> _Отрывок для чтения_:
╔══

Пришел к своему нищему Гавыю, и он сначала страшно поразился решению правительства, но потом уныло махнул рукой: прежде мадьяры гнали русских, а теперь чехи. Разница ему не показалась большою и удивительною. Я быстро написал послание своим священникам и просил их отнестись к моему удалению смиренно. А раньше они,
узнав стороною об этих намерениях правительства, послали коллективную телеграмму президенту Бенешу (Масарик уже умер) с тревогой по поводу слухов обо мне. Но, конечно, не получили ответа.
Наоборот, Бенеш, может быть, даже сильнее настроился против меня, увидев симпатии ко мне и селяков, и рядового духовенства.
Через два часа на вокзале меня провожал друг Иван и еще один милый священник о. К. из русских семинаристов, бывший потом белым офицером. Прекрасная активная личность, большой русский патриот.

╚══

> _Задания_:
A. Выпишите из отрывка все имена и фамилии людей, каждого человека один раз, в той форме, в какой они впервые встречаются в тексте. Тех, кто обозначен только инициалом, не считайте.
B. Продублируйте строки из списка без каких-либо изменений, начиная со строки с "plot-frame: [104, 24, 508, 427]" и заканчивая строкой с "colorbar-tick-label: −1.5: [568, 169, 604, 187]", обе включительно.

> _Сохранённые данные_:

╔══

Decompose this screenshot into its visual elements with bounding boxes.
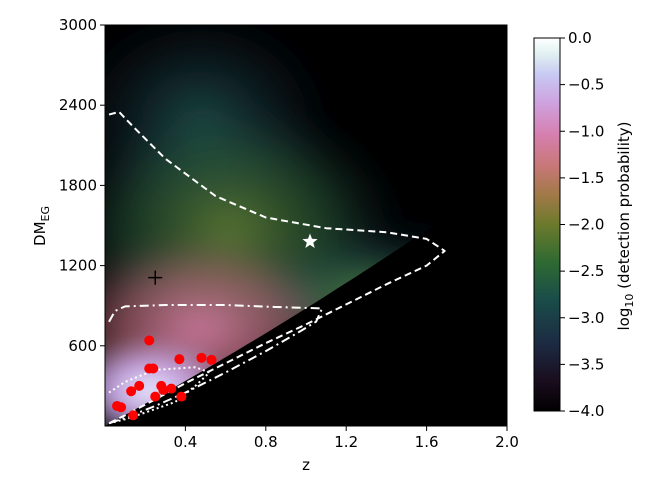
plot-frame: [104, 24, 508, 427]
contour-dashdot: [108, 304, 324, 425]
y-tick-label: 1800: [59, 176, 97, 194]
y-axis-label-subscript: EG: [39, 206, 52, 221]
y-axis-ticks: 600 1200 1800 2400 3000: [59, 16, 105, 355]
x-tick-label: 1.2: [334, 433, 358, 451]
colorbar-tick-label: −4.0: [568, 402, 604, 420]
colorbar-tick-label: −3.5: [568, 355, 604, 373]
star-marker: [302, 233, 318, 248]
frb-points: [112, 335, 217, 421]
colorbar-ticks: 0.0 −0.5 −1.0 −1.5 −2.0 −2.5 −3.0 −3.5 −4.0: [560, 29, 604, 420]
frb-point: [196, 352, 207, 363]
x-tick-label: 0.8: [254, 433, 278, 451]
y-tick-label: 600: [68, 337, 97, 355]
y-axis-label-main: DM: [31, 221, 49, 246]
y-tick-label: 1200: [59, 257, 97, 275]
x-tick-label: 1.6: [415, 433, 439, 451]
frb-point: [206, 354, 217, 365]
colorbar: [533, 37, 561, 412]
y-tick-label: 3000: [59, 16, 97, 34]
y-axis-label: DMEG: [31, 206, 52, 246]
frb-point: [144, 335, 155, 346]
colorbar-tick-label: −2.0: [568, 216, 604, 234]
frb-point: [116, 402, 127, 413]
contour-dashed: [108, 110, 446, 425]
colorbar-tick-label: 0.0: [568, 29, 592, 47]
colorbar-tick-label: −1.5: [568, 169, 604, 187]
colorbar-label-suffix: (detection probability): [615, 122, 633, 294]
x-axis-label: z: [302, 456, 310, 474]
colorbar-tick-label: −1.0: [568, 122, 604, 140]
plus-marker: [148, 270, 163, 285]
heatmap-layer: [105, 25, 507, 426]
frb-point: [176, 391, 187, 402]
colorbar-tick-label: −3.0: [568, 309, 604, 327]
marker-layer: [148, 233, 318, 285]
colorbar-label: log10 (detection probability): [615, 122, 636, 331]
y-tick-label: 2400: [59, 96, 97, 114]
frb-point: [148, 363, 159, 374]
colorbar-label-prefix: log: [615, 308, 633, 331]
frb-point: [166, 383, 177, 394]
colorbar-label-subscript: 10: [623, 294, 636, 308]
frb-point: [128, 410, 139, 421]
contour-dotted: [108, 366, 211, 425]
colorbar-tick-label: −2.5: [568, 262, 604, 280]
colorbar-tick-label: −0.5: [568, 76, 604, 94]
frb-point: [126, 386, 137, 397]
frb-point: [174, 354, 185, 365]
contour-layer: [108, 110, 446, 425]
frb-point: [158, 384, 169, 395]
x-tick-label: 2.0: [495, 433, 519, 451]
x-tick-label: 0.4: [173, 433, 197, 451]
frb-point: [134, 380, 145, 391]
frb-point: [150, 391, 161, 402]
x-axis-ticks: 0.4 0.8 1.2 1.6 2.0: [173, 426, 519, 451]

╚══

> _Решённые задания_:
A. Гавыю, Бенешу, Масарик, Иван

B.
plot-frame: [104, 24, 508, 427]
contour-dashdot: [108, 304, 324, 425]
y-tick-label: 1800: [59, 176, 97, 194]
y-axis-label-subscript: EG: [39, 206, 52, 221]
y-axis-ticks: 600 1200 1800 2400 3000: [59, 16, 105, 355]
x-tick-label: 1.2: [334, 433, 358, 451]
colorbar-tick-label: −4.0: [568, 402, 604, 420]
colorbar-tick-label: −3.5: [568, 355, 604, 373]
star-marker: [302, 233, 318, 248]
frb-points: [112, 335, 217, 421]
colorbar-ticks: 0.0 −0.5 −1.0 −1.5 −2.0 −2.5 −3.0 −3.5 −4.0: [560, 29, 604, 420]
frb-point: [196, 352, 207, 363]
x-tick-label: 0.8: [254, 433, 278, 451]
y-tick-label: 600: [68, 337, 97, 355]
y-axis-label-main: DM: [31, 221, 49, 246]
y-tick-label: 1200: [59, 257, 97, 275]
x-tick-label: 1.6: [415, 433, 439, 451]
frb-point: [206, 354, 217, 365]
colorbar: [533, 37, 561, 412]
y-tick-label: 3000: [59, 16, 97, 34]
y-axis-label: DMEG: [31, 206, 52, 246]
frb-point: [144, 335, 155, 346]
colorbar-tick-label: −2.0: [568, 216, 604, 234]
frb-point: [116, 402, 127, 413]
contour-dashed: [108, 110, 446, 425]
colorbar-tick-label: 0.0: [568, 29, 592, 47]
colorbar-tick-label: −1.5: [568, 169, 604, 187]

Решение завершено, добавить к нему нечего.